- Written instruction
Copy each line below in which the word "Profile" occurs.

Collected data entries

-=-=-

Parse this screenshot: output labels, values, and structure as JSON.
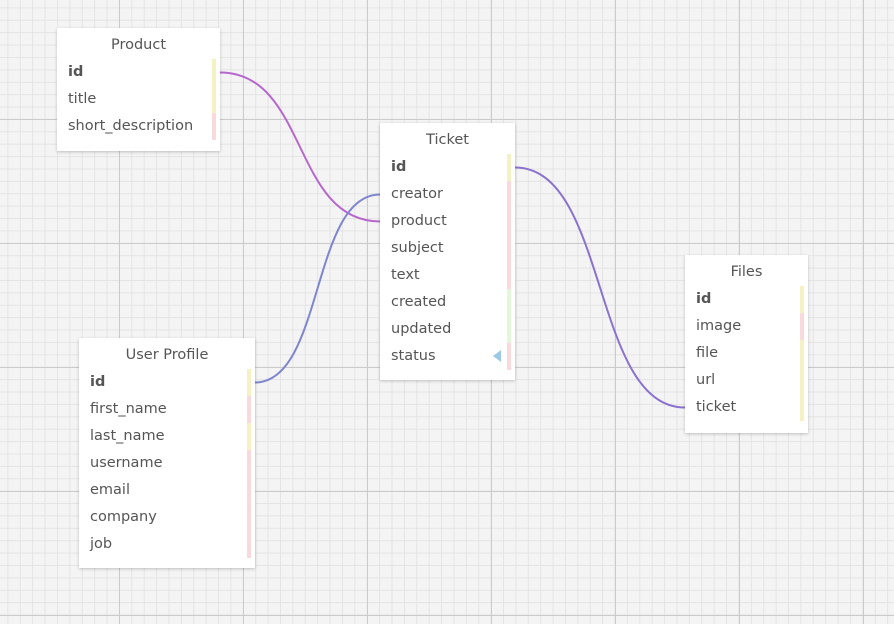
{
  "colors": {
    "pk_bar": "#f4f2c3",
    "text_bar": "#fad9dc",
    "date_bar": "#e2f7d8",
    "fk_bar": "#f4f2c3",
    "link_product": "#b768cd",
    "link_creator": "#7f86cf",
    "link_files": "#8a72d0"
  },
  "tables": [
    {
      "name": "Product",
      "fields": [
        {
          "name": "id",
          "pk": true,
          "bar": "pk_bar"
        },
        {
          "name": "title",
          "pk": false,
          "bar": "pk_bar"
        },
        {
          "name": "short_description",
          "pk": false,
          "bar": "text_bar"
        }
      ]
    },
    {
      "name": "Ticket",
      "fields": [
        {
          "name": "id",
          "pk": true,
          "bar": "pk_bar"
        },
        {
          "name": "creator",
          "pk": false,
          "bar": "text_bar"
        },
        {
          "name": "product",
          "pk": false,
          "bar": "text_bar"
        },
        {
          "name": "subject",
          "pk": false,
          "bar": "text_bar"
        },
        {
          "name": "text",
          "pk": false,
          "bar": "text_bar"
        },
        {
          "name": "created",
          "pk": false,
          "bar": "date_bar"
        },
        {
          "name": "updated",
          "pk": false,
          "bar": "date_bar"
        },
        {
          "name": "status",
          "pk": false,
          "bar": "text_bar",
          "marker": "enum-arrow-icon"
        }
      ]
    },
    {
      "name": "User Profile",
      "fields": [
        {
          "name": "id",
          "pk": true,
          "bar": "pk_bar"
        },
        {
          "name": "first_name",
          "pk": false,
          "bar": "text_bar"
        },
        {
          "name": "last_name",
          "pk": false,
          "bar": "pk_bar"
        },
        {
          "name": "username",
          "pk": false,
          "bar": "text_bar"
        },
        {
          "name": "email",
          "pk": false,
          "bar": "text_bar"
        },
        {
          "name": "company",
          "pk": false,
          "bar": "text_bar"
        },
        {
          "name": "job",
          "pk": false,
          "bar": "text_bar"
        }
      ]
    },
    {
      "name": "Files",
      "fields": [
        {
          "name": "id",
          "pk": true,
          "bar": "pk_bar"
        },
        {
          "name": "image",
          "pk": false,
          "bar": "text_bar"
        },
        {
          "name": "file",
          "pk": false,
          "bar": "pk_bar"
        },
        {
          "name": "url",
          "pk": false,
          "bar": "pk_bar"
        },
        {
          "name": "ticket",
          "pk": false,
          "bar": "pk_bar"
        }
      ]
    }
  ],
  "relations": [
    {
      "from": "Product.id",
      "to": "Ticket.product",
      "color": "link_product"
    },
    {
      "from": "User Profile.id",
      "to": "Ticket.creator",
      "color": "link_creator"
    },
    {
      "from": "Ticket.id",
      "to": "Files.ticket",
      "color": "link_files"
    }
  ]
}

-=-=-

- Worked answer
      "name": "User Profile",
      "from": "User Profile.id",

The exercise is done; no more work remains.